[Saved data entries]
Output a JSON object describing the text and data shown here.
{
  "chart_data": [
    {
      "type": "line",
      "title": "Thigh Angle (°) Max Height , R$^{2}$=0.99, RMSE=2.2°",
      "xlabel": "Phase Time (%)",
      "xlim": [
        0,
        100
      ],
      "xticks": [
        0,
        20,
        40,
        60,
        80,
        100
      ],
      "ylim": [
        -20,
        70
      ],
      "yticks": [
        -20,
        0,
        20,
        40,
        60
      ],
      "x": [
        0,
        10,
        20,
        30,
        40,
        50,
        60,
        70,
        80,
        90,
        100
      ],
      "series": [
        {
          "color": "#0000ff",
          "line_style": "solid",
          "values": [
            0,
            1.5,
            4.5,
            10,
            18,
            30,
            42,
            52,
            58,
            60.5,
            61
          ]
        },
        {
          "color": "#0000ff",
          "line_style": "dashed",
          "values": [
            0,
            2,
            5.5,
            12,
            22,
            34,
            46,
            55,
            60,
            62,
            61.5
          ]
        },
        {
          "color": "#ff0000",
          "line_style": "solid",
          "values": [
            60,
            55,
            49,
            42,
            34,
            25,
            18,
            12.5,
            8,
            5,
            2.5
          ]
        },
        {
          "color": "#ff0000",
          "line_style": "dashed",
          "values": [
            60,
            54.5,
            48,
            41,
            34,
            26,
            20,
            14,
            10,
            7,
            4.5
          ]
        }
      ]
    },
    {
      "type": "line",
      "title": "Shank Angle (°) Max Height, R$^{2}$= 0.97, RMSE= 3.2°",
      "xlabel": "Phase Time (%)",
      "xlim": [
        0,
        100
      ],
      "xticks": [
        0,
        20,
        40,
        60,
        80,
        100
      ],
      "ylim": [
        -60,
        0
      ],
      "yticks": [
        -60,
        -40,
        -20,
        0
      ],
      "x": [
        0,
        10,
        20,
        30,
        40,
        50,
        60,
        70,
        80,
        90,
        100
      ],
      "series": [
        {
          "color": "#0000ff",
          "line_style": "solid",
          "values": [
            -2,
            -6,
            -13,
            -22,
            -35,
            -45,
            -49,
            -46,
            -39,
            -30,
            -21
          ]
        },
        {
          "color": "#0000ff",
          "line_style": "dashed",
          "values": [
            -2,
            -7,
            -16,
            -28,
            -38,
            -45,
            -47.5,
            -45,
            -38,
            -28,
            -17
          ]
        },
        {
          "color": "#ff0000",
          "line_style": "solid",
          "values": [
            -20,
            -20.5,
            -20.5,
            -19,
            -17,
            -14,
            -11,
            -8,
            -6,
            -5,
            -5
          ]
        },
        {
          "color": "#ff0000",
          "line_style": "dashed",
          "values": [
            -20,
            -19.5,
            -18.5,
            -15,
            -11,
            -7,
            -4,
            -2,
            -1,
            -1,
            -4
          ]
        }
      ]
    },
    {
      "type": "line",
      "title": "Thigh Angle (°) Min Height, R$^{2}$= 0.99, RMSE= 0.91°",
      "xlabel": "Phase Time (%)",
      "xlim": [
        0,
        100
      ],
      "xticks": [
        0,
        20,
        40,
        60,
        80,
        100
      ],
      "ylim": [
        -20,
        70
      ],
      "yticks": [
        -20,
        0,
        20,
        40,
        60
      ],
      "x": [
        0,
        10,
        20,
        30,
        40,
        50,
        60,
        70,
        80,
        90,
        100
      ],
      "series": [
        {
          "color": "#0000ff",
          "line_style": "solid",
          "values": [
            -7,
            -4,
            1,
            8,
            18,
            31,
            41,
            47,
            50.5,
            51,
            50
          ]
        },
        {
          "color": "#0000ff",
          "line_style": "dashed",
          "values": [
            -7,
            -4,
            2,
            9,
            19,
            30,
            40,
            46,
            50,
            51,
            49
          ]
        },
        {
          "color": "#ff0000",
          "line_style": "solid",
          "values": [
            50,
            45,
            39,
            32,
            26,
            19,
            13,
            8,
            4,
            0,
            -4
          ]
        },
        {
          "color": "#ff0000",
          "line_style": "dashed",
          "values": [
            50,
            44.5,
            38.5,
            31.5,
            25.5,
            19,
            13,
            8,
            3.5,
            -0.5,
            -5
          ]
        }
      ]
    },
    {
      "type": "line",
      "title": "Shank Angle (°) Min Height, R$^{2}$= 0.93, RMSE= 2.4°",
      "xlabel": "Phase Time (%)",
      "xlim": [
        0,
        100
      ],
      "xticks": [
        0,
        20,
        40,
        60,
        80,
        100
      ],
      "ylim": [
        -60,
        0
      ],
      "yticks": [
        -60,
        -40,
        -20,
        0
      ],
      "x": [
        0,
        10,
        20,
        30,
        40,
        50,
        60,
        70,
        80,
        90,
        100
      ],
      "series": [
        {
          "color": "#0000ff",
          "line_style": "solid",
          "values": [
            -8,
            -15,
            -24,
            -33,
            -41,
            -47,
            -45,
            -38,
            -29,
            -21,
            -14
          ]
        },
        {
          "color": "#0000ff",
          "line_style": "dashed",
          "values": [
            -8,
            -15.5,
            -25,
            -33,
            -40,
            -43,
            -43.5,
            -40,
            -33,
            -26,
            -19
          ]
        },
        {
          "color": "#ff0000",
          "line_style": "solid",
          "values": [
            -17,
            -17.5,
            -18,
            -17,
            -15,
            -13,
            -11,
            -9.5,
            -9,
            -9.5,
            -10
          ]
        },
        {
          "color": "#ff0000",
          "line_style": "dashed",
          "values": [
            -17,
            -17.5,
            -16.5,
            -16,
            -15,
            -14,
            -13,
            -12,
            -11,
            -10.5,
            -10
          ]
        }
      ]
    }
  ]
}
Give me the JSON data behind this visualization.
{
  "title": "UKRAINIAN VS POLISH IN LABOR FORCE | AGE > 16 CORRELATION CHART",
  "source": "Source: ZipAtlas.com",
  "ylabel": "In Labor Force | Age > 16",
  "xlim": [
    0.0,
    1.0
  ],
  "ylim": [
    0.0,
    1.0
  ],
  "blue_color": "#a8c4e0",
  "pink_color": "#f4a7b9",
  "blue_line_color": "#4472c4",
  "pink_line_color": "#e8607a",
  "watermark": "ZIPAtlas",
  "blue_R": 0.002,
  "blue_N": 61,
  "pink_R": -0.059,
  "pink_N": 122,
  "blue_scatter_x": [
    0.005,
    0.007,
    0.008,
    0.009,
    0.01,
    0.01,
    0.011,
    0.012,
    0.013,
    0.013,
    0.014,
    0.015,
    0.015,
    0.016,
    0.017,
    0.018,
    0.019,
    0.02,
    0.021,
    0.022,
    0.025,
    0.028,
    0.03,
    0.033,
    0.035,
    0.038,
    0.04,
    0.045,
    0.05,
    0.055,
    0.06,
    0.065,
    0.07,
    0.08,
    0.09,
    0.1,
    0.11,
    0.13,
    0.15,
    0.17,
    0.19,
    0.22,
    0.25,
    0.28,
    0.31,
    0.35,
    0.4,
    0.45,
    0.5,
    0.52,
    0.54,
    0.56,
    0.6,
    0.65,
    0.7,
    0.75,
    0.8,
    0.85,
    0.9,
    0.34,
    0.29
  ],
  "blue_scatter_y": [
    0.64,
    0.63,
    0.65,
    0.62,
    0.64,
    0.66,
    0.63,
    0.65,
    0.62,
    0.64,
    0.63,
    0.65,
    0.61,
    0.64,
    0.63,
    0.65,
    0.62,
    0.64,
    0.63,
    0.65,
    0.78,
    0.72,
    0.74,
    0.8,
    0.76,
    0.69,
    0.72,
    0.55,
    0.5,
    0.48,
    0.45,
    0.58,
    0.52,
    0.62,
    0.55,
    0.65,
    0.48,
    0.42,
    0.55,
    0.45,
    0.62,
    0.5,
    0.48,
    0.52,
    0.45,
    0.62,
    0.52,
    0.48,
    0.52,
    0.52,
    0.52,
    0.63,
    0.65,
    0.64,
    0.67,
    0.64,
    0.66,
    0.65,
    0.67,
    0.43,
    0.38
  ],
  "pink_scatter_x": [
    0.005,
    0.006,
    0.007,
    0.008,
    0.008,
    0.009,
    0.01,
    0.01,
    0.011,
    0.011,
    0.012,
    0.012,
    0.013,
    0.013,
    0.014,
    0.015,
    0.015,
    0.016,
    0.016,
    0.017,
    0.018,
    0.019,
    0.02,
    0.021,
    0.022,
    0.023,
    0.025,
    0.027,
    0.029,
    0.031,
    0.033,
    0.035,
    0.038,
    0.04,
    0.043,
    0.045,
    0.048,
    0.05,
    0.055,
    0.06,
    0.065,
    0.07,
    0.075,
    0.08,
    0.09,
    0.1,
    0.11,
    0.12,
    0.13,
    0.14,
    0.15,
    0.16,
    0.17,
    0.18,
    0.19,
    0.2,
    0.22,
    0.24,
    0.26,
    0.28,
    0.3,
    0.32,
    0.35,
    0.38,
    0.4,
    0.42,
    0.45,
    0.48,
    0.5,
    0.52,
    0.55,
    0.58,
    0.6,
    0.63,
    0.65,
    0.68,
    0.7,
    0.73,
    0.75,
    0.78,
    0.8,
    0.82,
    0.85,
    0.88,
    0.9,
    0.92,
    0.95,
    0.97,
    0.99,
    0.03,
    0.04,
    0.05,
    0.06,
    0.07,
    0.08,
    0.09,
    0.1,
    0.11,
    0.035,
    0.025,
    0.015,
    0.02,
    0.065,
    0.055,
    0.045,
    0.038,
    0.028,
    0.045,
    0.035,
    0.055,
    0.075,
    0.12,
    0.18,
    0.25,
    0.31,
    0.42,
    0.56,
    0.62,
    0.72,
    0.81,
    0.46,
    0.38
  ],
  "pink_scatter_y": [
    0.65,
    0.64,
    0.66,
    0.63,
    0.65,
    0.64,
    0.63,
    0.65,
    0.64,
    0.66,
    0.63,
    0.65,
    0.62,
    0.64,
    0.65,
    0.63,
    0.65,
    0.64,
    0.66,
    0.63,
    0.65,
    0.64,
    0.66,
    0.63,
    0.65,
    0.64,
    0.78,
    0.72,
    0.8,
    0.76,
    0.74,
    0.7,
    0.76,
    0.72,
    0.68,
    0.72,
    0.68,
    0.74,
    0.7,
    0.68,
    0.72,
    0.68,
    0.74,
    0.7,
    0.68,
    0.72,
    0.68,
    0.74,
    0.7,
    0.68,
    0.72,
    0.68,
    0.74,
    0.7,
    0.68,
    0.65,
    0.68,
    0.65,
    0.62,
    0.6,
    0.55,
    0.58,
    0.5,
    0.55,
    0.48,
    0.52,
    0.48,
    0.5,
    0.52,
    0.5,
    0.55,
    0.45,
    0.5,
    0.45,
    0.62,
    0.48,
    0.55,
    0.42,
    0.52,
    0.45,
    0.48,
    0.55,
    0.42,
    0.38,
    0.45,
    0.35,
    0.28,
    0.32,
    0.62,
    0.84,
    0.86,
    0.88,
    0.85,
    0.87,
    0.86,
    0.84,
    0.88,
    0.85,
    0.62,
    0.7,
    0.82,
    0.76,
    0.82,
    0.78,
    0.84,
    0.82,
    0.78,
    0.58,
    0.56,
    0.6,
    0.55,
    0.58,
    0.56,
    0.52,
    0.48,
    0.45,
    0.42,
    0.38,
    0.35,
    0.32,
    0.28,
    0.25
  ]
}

▶ [What the task asks] Look for "Thigh" and pull out every line that has it.

▶ [Answer to the exercise]
      "title": "Thigh Angle (°) Max Height , R$^{2}$=0.99, RMSE=2.2°",
      "title": "Thigh Angle (°) Min Height, R$^{2}$= 0.99, RMSE= 0.91°",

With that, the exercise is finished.